All of the data should be repeated exactly; pictures are not part of the copy.

= = =

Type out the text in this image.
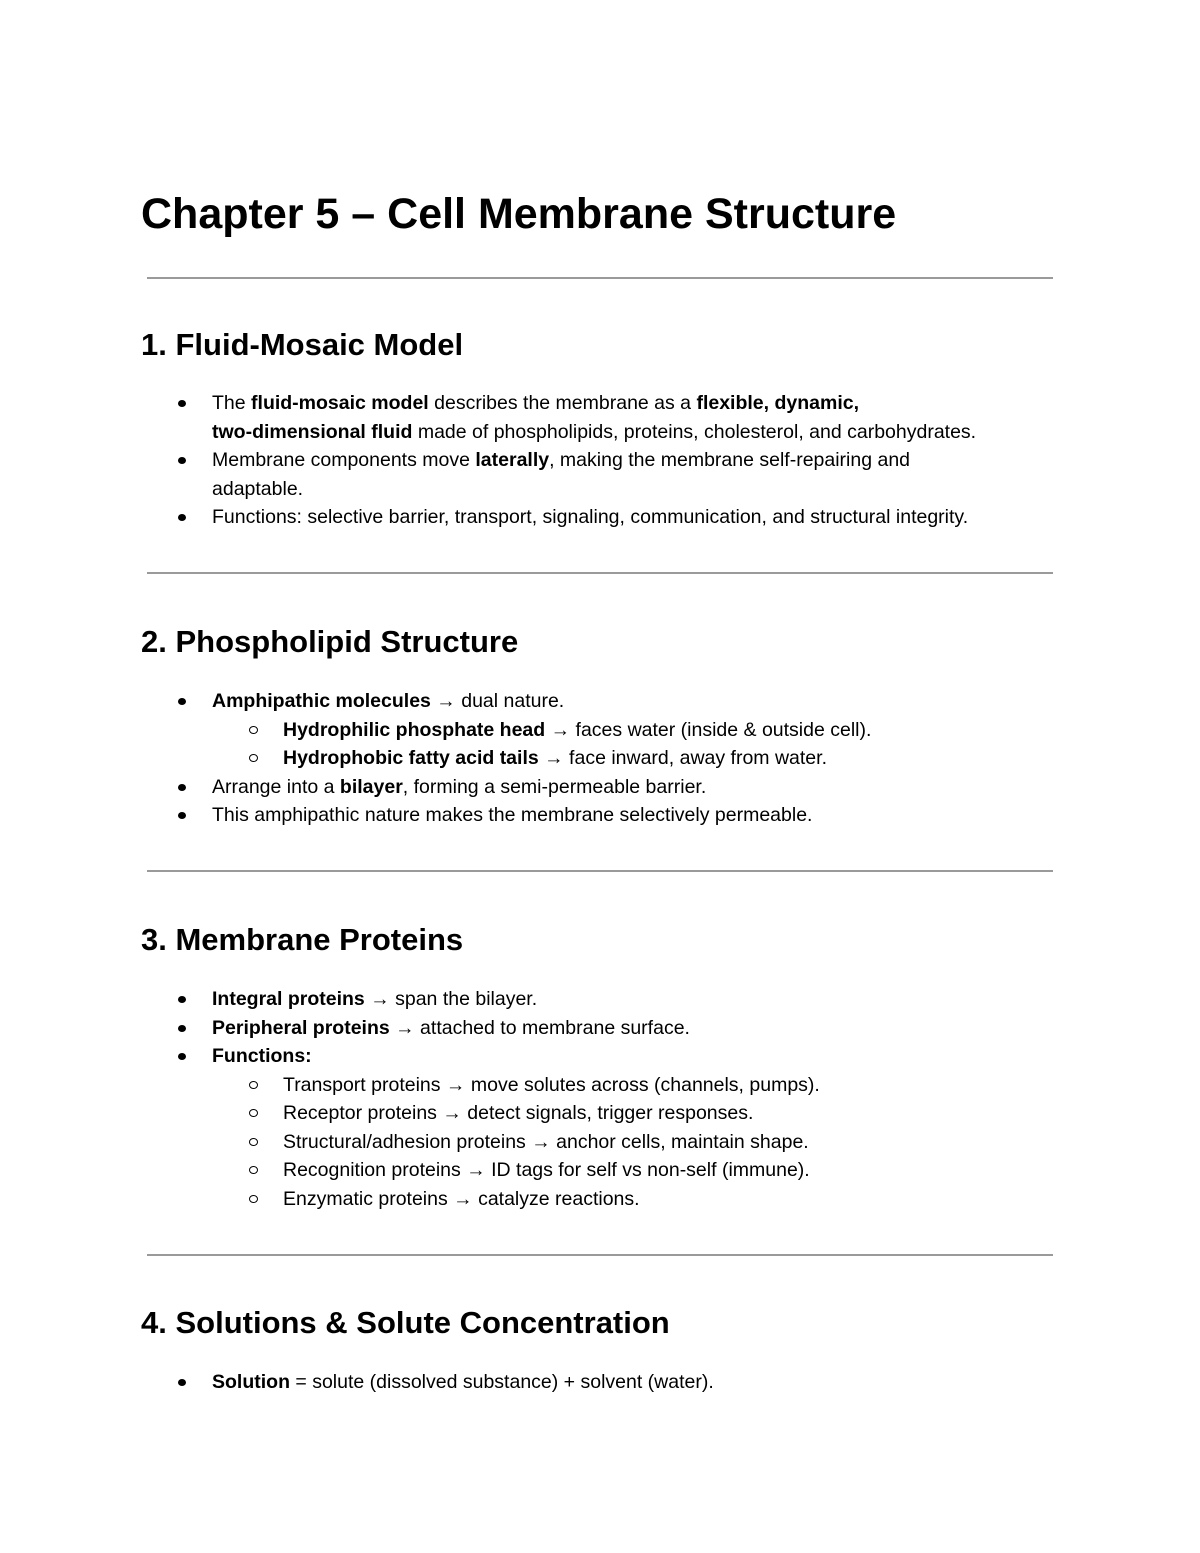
Chapter 5 – Cell Membrane Structure
1. Fluid-Mosaic Model
The fluid-mosaic model describes the membrane as a flexible, dynamic,
two-dimensional fluid made of phospholipids, proteins, cholesterol, and carbohydrates.
Membrane components move laterally, making the membrane self-repairing and
adaptable.
Functions: selective barrier, transport, signaling, communication, and structural integrity.
2. Phospholipid Structure
Amphipathic molecules → dual nature.
Hydrophilic phosphate head → faces water (inside & outside cell).
Hydrophobic fatty acid tails → face inward, away from water.
Arrange into a bilayer, forming a semi-permeable barrier.
This amphipathic nature makes the membrane selectively permeable.
3. Membrane Proteins
Integral proteins → span the bilayer.
Peripheral proteins → attached to membrane surface.
Functions:
Transport proteins → move solutes across (channels, pumps).
Receptor proteins → detect signals, trigger responses.
Structural/adhesion proteins → anchor cells, maintain shape.
Recognition proteins → ID tags for self vs non-self (immune).
Enzymatic proteins → catalyze reactions.
4. Solutions & Solute Concentration
Solution = solute (dissolved substance) + solvent (water).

= = =

» ANSWER BOX
Type out the text in this image.
Chapter 5 – Cell Membrane Structure
1. Fluid-Mosaic Model
The fluid-mosaic model describes the membrane as a flexible, dynamic,
two-dimensional fluid made of phospholipids, proteins, cholesterol, and carbohydrates.
Membrane components move laterally, making the membrane self-repairing and
adaptable.
Functions: selective barrier, transport, signaling, communication, and structural integrity.
2. Phospholipid Structure
Amphipathic molecules → dual nature.
Hydrophilic phosphate head → faces water (inside & outside cell).
Hydrophobic fatty acid tails → face inward, away from water.
Arrange into a bilayer, forming a semi-permeable barrier.
This amphipathic nature makes the membrane selectively permeable.
3. Membrane Proteins
Integral proteins → span the bilayer.
Peripheral proteins → attached to membrane surface.
Functions:
Transport proteins → move solutes across (channels, pumps).
Receptor proteins → detect signals, trigger responses.
Structural/adhesion proteins → anchor cells, maintain shape.
Recognition proteins → ID tags for self vs non-self (immune).
Enzymatic proteins → catalyze reactions.
4. Solutions & Solute Concentration
Solution = solute (dissolved substance) + solvent (water).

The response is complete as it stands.